> _Directions for this task_
Rewrite each of the records below, changing every occurrence of "legend-swatch" to "legend-key" and leaving all other text unchanged.
##### Extracted entries
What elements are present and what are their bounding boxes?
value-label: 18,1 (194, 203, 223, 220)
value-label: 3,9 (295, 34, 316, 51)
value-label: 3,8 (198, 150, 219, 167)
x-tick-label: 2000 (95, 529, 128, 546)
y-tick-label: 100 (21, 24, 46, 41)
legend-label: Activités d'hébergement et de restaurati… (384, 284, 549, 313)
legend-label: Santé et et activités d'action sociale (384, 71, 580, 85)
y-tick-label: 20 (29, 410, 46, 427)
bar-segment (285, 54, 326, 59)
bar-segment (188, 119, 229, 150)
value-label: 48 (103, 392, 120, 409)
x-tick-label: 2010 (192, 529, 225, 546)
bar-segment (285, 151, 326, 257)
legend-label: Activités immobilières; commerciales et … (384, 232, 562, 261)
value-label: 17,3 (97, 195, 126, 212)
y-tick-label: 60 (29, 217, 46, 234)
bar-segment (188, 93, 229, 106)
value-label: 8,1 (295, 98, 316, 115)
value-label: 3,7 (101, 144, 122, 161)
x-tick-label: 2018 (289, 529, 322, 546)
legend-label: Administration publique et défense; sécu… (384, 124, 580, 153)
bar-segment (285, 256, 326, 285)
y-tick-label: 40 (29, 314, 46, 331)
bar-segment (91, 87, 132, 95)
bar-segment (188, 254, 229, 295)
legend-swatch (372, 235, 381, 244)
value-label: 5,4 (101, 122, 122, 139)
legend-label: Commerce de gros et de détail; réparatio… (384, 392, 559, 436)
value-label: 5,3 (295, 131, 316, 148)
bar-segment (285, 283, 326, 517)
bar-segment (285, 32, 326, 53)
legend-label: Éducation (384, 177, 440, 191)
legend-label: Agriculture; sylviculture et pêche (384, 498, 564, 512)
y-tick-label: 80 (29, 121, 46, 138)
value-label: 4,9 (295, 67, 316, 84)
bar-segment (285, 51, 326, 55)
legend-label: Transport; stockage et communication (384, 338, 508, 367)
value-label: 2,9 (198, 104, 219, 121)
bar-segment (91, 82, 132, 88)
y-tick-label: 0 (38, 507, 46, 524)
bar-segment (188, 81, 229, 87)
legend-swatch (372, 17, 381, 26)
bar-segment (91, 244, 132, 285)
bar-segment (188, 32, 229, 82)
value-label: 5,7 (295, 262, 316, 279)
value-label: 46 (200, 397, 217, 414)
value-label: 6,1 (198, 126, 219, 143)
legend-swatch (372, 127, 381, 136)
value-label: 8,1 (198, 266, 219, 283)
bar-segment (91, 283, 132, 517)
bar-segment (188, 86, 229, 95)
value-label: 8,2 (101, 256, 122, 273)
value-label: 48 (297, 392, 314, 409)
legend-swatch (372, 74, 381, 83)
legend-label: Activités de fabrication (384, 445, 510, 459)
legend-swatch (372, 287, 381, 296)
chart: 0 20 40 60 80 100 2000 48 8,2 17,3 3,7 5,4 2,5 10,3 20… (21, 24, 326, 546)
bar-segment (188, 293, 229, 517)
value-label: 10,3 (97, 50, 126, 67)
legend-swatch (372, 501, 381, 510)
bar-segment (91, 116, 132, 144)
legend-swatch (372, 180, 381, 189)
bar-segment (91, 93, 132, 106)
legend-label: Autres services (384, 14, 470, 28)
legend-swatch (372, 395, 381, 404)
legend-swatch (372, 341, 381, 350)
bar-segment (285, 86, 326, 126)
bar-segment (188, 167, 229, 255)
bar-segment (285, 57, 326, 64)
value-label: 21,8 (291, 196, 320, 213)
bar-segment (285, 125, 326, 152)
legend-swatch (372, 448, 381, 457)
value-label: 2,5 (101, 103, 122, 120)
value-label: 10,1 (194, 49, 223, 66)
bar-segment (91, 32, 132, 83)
##########
> _Worked solution_
What elements are present and what are their bounding boxes?
value-label: 18,1 (194, 203, 223, 220)
value-label: 3,9 (295, 34, 316, 51)
value-label: 3,8 (198, 150, 219, 167)
x-tick-label: 2000 (95, 529, 128, 546)
y-tick-label: 100 (21, 24, 46, 41)
legend-label: Activités d'hébergement et de restaurati… (384, 284, 549, 313)
legend-label: Santé et et activités d'action sociale (384, 71, 580, 85)
y-tick-label: 20 (29, 410, 46, 427)
bar-segment (285, 54, 326, 59)
bar-segment (188, 119, 229, 150)
value-label: 48 (103, 392, 120, 409)
x-tick-label: 2010 (192, 529, 225, 546)
bar-segment (285, 151, 326, 257)
legend-label: Activités immobilières; commerciales et … (384, 232, 562, 261)
value-label: 17,3 (97, 195, 126, 212)
y-tick-label: 60 (29, 217, 46, 234)
bar-segment (188, 93, 229, 106)
value-label: 8,1 (295, 98, 316, 115)
value-label: 3,7 (101, 144, 122, 161)
x-tick-label: 2018 (289, 529, 322, 546)
legend-label: Administration publique et défense; sécu… (384, 124, 580, 153)
bar-segment (285, 256, 326, 285)
y-tick-label: 40 (29, 314, 46, 331)
bar-segment (91, 87, 132, 95)
bar-segment (188, 254, 229, 295)
legend-key (372, 235, 381, 244)
value-label: 5,4 (101, 122, 122, 139)
legend-label: Commerce de gros et de détail; réparatio… (384, 392, 559, 436)
value-label: 5,3 (295, 131, 316, 148)
bar-segment (285, 283, 326, 517)
bar-segment (285, 32, 326, 53)
legend-label: Éducation (384, 177, 440, 191)
legend-label: Agriculture; sylviculture et pêche (384, 498, 564, 512)
y-tick-label: 80 (29, 121, 46, 138)
value-label: 4,9 (295, 67, 316, 84)
bar-segment (285, 51, 326, 55)
legend-label: Transport; stockage et communication (384, 338, 508, 367)
value-label: 2,9 (198, 104, 219, 121)
bar-segment (91, 82, 132, 88)
y-tick-label: 0 (38, 507, 46, 524)
bar-segment (188, 81, 229, 87)
legend-key (372, 17, 381, 26)
bar-segment (91, 244, 132, 285)
bar-segment (188, 32, 229, 82)
value-label: 5,7 (295, 262, 316, 279)
value-label: 46 (200, 397, 217, 414)
value-label: 6,1 (198, 126, 219, 143)
legend-key (372, 127, 381, 136)
value-label: 8,1 (198, 266, 219, 283)
bar-segment (91, 283, 132, 517)
bar-segment (188, 86, 229, 95)
value-label: 8,2 (101, 256, 122, 273)
value-label: 48 (297, 392, 314, 409)
legend-key (372, 74, 381, 83)
legend-label: Activités de fabrication (384, 445, 510, 459)
legend-key (372, 287, 381, 296)
chart: 0 20 40 60 80 100 2000 48 8,2 17,3 3,7 5,4 2,5 10,3 20… (21, 24, 326, 546)
bar-segment (188, 293, 229, 517)
value-label: 10,3 (97, 50, 126, 67)
legend-key (372, 501, 381, 510)
bar-segment (91, 116, 132, 144)
legend-key (372, 180, 381, 189)
bar-segment (91, 93, 132, 106)
legend-label: Autres services (384, 14, 470, 28)
legend-key (372, 395, 381, 404)
legend-key (372, 341, 381, 350)
bar-segment (285, 86, 326, 126)
bar-segment (188, 167, 229, 255)
bar-segment (285, 57, 326, 64)
value-label: 21,8 (291, 196, 320, 213)
bar-segment (285, 125, 326, 152)
legend-key (372, 448, 381, 457)
value-label: 2,5 (101, 103, 122, 120)
value-label: 10,1 (194, 49, 223, 66)
bar-segment (91, 32, 132, 83)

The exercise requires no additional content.